== DATASET ENTRIES ==
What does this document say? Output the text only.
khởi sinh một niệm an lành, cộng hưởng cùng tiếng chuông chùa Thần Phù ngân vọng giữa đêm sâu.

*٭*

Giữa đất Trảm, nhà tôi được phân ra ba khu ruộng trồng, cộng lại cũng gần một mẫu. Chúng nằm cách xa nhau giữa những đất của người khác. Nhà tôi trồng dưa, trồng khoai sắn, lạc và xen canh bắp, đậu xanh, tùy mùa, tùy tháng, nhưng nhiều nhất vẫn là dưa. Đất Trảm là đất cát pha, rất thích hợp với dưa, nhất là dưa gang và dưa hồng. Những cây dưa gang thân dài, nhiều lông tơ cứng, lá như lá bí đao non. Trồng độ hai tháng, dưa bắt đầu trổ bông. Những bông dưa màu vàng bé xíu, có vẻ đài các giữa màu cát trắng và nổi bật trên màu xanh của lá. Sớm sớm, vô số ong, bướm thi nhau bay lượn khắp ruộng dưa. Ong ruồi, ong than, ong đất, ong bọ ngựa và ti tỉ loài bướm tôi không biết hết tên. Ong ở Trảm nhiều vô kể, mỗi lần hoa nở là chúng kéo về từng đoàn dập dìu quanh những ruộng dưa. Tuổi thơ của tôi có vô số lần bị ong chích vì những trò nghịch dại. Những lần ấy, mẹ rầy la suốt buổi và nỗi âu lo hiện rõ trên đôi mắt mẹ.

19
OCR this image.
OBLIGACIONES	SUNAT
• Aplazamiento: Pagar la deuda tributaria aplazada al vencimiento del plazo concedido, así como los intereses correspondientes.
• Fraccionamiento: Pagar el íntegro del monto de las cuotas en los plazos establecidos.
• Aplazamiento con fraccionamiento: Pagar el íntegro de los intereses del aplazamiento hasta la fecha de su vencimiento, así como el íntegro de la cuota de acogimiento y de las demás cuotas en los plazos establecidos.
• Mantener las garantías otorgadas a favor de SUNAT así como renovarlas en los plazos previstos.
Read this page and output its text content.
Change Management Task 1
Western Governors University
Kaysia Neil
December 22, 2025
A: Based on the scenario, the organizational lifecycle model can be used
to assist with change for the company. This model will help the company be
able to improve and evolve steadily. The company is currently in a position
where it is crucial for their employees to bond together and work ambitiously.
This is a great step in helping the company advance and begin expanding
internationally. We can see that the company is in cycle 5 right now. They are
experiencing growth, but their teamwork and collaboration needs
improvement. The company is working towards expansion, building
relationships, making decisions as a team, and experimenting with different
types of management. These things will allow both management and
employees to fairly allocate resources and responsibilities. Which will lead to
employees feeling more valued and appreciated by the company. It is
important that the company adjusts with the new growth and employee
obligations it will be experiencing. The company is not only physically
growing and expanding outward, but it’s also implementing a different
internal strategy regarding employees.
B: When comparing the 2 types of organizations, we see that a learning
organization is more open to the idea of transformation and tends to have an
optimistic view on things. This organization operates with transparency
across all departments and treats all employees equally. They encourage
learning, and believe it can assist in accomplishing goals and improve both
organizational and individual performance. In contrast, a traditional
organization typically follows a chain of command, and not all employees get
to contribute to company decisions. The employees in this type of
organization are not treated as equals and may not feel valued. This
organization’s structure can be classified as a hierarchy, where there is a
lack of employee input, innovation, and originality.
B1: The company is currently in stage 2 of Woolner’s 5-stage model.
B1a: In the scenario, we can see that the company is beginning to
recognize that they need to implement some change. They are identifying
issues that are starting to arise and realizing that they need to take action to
===
REQUIREMENTS: All of the entries should be written out again exactly.

THE ANSWER:
What does this document say? Output the text only.
khởi sinh một niệm an lành, cộng hưởng cùng tiếng chuông chùa Thần Phù ngân vọng giữa đêm sâu.

*٭*

Giữa đất Trảm, nhà tôi được phân ra ba khu ruộng trồng, cộng lại cũng gần một mẫu. Chúng nằm cách xa nhau giữa những đất của người khác. Nhà tôi trồng dưa, trồng khoai sắn, lạc và xen canh bắp, đậu xanh, tùy mùa, tùy tháng, nhưng nhiều nhất vẫn là dưa. Đất Trảm là đất cát pha, rất thích hợp với dưa, nhất là dưa gang và dưa hồng. Những cây dưa gang thân dài, nhiều lông tơ cứng, lá như lá bí đao non. Trồng độ hai tháng, dưa bắt đầu trổ bông. Những bông dưa màu vàng bé xíu, có vẻ đài các giữa màu cát trắng và nổi bật trên màu xanh của lá. Sớm sớm, vô số ong, bướm thi nhau bay lượn khắp ruộng dưa. Ong ruồi, ong than, ong đất, ong bọ ngựa và ti tỉ loài bướm tôi không biết hết tên. Ong ở Trảm nhiều vô kể, mỗi lần hoa nở là chúng kéo về từng đoàn dập dìu quanh những ruộng dưa. Tuổi thơ của tôi có vô số lần bị ong chích vì những trò nghịch dại. Những lần ấy, mẹ rầy la suốt buổi và nỗi âu lo hiện rõ trên đôi mắt mẹ.

19
OCR this image.
OBLIGACIONES	SUNAT
• Aplazamiento: Pagar la deuda tributaria aplazada al vencimiento del plazo concedido, así como los intereses correspondientes.
• Fraccionamiento: Pagar el íntegro del monto de las cuotas en los plazos establecidos.
• Aplazamiento con fraccionamiento: Pagar el íntegro de los intereses del aplazamiento hasta la fecha de su vencimiento, así como el íntegro de la cuota de acogimiento y de las demás cuotas en los plazos establecidos.
• Mantener las garantías otorgadas a favor de SUNAT así como renovarlas en los plazos previstos.
Read this page and output its text content.
Change Management Task 1
Western Governors University
Kaysia Neil
December 22, 2025
A: Based on the scenario, the organizational lifecycle model can be used
to assist with change for the company. This model will help the company be
able to improve and evolve steadily. The company is currently in a position
where it is crucial for their employees to bond together and work ambitiously.
This is a great step in helping the company advance and begin expanding
internationally. We can see that the company is in cycle 5 right now. They are
experiencing growth, but their teamwork and collaboration needs
improvement. The company is working towards expansion, building
relationships, making decisions as a team, and experimenting with different
types of management. These things will allow both management and
employees to fairly allocate resources and responsibilities. Which will lead to
employees feeling more valued and appreciated by the company. It is
important that the company adjusts with the new growth and employee
obligations it will be experiencing. The company is not only physically
growing and expanding outward, but it’s also implementing a different
internal strategy regarding employees.
B: When comparing the 2 types of organizations, we see that a learning
organization is more open to the idea of transformation and tends to have an
optimistic view on things. This organization operates with transparency
across all departments and treats all employees equally. They encourage
learning, and believe it can assist in accomplishing goals and improve both
organizational and individual performance. In contrast, a traditional
organization typically follows a chain of command, and not all employees get
to contribute to company decisions. The employees in this type of
organization are not treated as equals and may not feel valued. This
organization’s structure can be classified as a hierarchy, where there is a
lack of employee input, innovation, and originality.
B1: The company is currently in stage 2 of Woolner’s 5-stage model.
B1a: In the scenario, we can see that the company is beginning to
recognize that they need to implement some change. They are identifying
issues that are starting to arise and realizing that they need to take action to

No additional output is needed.